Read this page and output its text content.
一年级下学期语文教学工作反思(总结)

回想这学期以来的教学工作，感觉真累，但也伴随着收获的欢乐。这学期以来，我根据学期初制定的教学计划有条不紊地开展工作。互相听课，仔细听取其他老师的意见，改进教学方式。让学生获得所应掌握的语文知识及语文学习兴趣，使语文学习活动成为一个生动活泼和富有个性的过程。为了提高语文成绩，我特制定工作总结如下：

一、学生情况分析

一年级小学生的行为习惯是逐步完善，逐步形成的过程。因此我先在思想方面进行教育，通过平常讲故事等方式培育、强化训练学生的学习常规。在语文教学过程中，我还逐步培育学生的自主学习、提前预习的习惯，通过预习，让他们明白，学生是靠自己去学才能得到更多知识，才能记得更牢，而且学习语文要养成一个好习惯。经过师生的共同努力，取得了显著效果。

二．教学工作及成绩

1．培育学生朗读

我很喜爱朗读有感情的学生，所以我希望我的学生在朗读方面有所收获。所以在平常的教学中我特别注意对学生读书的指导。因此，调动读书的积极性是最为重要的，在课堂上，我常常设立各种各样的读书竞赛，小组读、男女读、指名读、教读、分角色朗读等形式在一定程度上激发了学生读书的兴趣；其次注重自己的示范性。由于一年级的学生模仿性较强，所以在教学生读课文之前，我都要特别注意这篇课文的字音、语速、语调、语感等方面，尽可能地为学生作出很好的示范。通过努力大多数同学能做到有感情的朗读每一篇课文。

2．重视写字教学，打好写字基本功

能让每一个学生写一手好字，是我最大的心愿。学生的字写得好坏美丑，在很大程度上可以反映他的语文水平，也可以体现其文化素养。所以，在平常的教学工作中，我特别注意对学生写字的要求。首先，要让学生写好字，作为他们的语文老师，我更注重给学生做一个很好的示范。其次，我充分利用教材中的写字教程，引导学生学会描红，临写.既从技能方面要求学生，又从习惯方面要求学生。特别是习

□ □ □

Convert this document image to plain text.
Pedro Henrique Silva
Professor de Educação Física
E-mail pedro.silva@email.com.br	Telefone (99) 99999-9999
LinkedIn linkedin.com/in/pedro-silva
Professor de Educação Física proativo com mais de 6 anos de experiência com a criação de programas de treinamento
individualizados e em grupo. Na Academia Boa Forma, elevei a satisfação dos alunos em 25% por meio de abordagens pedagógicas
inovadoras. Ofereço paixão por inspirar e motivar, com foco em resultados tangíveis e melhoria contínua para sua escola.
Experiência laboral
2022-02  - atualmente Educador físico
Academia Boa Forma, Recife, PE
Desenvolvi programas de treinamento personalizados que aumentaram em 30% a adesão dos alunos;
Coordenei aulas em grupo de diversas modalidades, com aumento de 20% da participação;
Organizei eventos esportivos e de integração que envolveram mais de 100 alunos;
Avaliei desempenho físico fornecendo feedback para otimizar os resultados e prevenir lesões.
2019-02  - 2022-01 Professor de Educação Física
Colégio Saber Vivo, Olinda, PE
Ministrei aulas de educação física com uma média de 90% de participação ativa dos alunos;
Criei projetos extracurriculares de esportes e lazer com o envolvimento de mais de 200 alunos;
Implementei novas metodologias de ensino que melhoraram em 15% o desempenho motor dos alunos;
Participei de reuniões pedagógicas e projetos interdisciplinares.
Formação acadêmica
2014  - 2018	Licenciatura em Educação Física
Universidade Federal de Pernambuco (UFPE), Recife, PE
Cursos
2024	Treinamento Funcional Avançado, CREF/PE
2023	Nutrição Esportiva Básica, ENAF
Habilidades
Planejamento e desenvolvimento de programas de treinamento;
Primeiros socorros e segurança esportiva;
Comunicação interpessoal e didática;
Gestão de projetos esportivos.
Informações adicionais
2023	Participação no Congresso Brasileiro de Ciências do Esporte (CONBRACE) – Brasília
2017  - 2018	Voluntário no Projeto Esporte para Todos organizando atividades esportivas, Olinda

□ □ □

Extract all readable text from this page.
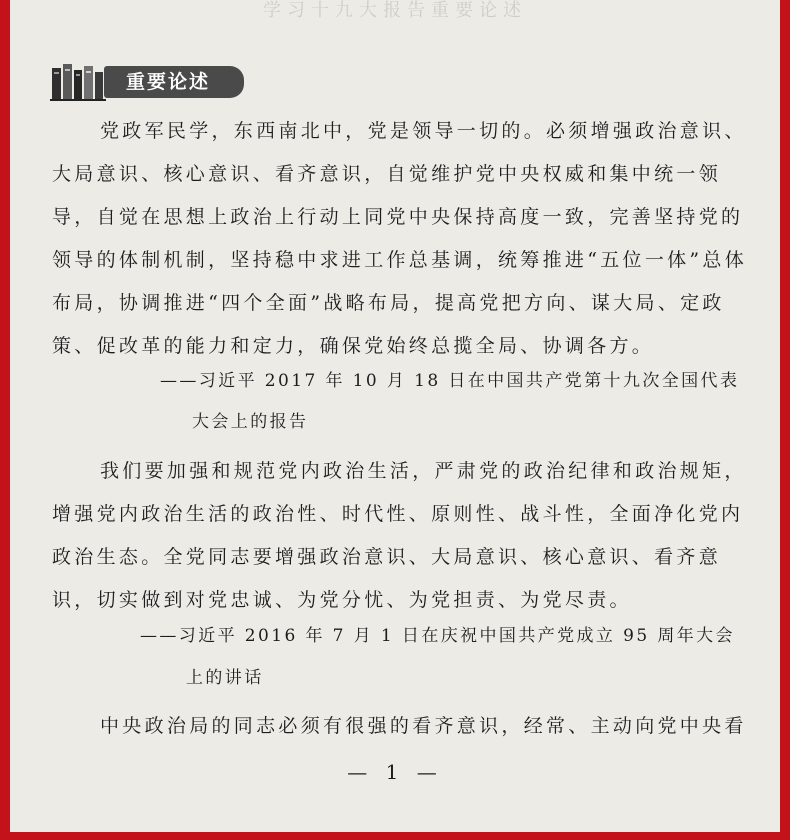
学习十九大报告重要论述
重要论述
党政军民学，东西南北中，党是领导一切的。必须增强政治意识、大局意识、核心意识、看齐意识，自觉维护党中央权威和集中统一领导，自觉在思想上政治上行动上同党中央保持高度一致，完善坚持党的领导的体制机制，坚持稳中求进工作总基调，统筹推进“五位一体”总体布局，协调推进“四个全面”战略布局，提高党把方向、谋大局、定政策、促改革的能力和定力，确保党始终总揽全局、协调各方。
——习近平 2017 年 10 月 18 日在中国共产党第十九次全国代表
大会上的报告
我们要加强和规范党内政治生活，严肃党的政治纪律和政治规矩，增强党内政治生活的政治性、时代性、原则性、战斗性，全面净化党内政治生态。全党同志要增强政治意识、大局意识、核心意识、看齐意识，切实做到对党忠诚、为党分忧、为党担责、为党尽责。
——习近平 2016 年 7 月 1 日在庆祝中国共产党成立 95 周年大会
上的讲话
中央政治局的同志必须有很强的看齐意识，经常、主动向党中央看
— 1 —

□ □ □

Given instruction = Check every line in the material above for the string "Recife", then give only the number of lines that have it.

Result of the exercise = 2